<<<<
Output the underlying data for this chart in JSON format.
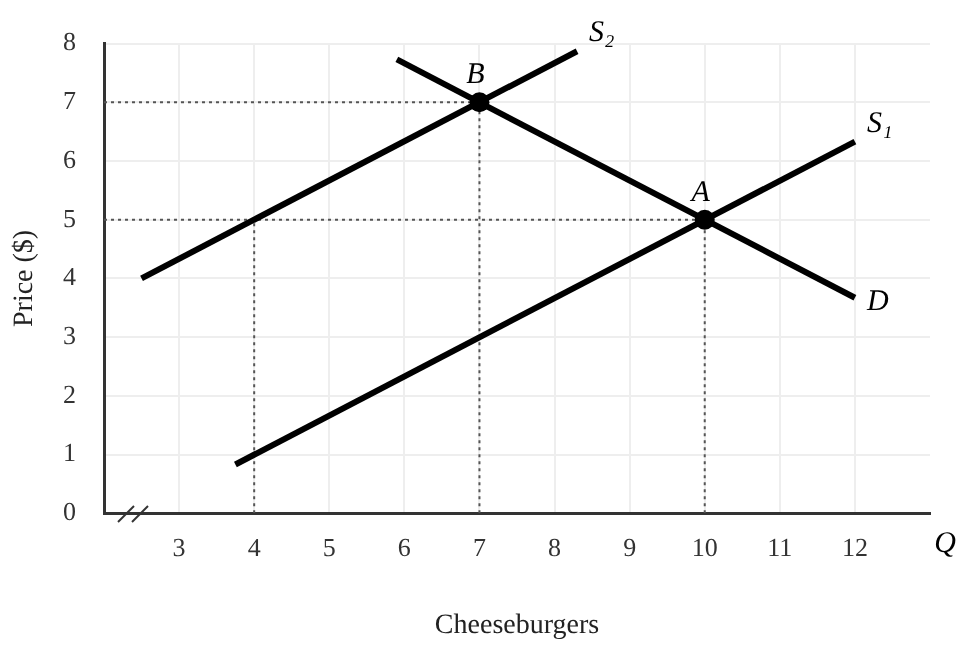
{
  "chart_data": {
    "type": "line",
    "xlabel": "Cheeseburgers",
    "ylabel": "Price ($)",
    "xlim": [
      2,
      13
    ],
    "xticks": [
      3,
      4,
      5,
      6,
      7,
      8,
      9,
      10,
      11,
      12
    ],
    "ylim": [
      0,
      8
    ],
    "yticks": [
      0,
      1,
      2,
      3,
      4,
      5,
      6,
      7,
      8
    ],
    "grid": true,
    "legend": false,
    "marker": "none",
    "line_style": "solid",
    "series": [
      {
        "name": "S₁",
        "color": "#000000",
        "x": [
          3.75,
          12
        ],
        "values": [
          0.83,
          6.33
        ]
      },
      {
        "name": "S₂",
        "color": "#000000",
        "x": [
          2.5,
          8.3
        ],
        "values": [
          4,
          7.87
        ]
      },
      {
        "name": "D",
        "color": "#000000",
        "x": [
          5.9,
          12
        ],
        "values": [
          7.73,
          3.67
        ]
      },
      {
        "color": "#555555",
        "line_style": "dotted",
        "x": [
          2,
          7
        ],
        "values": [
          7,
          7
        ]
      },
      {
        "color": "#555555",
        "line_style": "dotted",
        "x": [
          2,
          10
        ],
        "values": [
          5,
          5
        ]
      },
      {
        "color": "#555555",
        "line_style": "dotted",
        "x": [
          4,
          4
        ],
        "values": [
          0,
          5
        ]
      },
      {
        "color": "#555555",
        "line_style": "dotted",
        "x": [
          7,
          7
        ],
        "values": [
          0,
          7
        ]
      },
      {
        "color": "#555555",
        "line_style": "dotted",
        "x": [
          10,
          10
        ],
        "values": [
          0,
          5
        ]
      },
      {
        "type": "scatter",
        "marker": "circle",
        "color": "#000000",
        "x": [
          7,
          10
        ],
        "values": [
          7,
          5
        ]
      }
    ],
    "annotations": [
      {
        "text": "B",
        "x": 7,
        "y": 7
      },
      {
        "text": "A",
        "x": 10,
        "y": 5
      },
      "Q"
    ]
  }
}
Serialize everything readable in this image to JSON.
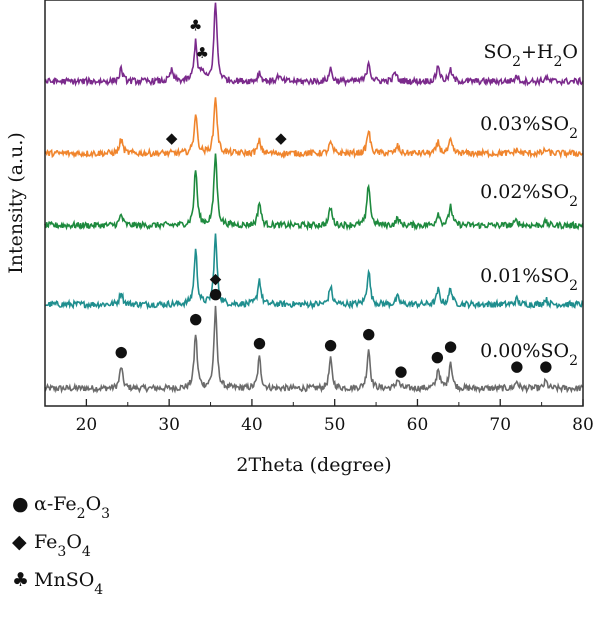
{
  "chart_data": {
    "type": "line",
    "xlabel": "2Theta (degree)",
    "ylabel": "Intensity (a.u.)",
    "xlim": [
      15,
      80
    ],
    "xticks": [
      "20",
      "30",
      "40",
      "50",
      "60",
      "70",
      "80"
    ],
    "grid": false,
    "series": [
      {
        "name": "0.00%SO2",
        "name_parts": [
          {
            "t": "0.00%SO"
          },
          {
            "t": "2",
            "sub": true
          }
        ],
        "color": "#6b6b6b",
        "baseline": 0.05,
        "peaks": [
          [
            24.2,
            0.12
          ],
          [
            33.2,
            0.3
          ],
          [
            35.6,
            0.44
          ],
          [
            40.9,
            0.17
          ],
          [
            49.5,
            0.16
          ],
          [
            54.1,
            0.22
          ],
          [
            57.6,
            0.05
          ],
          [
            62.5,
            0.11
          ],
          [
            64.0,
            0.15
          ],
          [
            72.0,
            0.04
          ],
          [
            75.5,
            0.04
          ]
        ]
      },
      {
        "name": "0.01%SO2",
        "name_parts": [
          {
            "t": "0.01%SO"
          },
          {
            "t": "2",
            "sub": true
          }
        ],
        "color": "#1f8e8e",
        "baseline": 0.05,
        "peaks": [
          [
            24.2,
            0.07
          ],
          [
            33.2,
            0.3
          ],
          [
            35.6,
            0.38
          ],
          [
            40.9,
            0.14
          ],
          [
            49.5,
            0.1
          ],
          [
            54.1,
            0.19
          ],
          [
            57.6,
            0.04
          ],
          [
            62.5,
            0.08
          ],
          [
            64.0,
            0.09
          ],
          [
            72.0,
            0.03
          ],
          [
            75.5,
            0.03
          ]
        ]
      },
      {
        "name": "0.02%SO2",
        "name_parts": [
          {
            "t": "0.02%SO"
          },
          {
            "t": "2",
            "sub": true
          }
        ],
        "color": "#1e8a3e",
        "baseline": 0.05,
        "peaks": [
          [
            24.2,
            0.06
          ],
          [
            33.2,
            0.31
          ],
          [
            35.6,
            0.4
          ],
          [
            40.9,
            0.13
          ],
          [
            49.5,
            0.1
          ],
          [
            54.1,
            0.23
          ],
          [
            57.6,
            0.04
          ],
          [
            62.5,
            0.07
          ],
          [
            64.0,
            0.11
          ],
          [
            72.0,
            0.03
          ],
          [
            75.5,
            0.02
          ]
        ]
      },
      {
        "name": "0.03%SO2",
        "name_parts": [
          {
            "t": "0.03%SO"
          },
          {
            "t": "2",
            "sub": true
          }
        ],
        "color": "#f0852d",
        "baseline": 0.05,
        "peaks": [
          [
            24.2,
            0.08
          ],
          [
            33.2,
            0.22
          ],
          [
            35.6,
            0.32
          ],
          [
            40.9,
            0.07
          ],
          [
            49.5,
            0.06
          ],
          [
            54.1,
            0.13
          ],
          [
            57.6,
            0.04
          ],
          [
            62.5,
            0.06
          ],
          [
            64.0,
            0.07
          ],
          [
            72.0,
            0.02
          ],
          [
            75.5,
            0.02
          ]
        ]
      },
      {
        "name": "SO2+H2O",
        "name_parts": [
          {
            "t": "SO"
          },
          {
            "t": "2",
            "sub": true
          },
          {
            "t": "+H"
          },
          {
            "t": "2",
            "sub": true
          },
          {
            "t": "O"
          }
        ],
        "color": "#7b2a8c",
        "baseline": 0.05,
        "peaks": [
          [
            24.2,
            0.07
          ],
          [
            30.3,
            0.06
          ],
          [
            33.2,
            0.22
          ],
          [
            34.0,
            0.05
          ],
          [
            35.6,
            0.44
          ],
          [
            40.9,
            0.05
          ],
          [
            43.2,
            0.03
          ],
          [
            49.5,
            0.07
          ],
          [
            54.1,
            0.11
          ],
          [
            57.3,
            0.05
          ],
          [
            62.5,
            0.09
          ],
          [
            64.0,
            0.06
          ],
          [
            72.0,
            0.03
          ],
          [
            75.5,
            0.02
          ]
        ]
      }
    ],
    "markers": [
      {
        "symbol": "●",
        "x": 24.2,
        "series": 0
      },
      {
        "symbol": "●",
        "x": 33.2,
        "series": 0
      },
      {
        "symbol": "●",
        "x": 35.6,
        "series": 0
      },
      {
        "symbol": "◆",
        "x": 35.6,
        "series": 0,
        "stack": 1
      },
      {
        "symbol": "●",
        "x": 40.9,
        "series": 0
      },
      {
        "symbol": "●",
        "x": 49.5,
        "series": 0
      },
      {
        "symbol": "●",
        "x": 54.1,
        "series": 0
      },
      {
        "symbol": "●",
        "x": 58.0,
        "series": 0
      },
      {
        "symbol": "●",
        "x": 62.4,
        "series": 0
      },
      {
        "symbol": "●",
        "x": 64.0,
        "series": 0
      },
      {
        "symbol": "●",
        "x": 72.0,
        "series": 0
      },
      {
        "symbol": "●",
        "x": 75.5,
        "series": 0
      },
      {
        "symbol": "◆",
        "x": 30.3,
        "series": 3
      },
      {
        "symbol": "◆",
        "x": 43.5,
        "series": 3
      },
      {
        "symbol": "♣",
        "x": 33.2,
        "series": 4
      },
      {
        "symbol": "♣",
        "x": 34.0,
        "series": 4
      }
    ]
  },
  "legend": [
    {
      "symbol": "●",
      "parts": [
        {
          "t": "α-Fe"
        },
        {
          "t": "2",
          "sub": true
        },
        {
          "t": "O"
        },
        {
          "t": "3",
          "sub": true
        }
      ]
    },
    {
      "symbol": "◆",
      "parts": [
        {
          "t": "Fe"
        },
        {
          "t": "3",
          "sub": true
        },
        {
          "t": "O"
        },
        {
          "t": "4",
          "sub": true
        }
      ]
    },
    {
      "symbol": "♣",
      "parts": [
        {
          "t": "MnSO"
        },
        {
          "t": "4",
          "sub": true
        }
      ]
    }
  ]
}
>>>>
▶ **WORK TO DO**
Return every line in the listing that contains the word "this".

▶ **WRITTEN RESPONSE**
Output the underlying data for this chart in JSON format.
Serialize everything readable in this image to JSON.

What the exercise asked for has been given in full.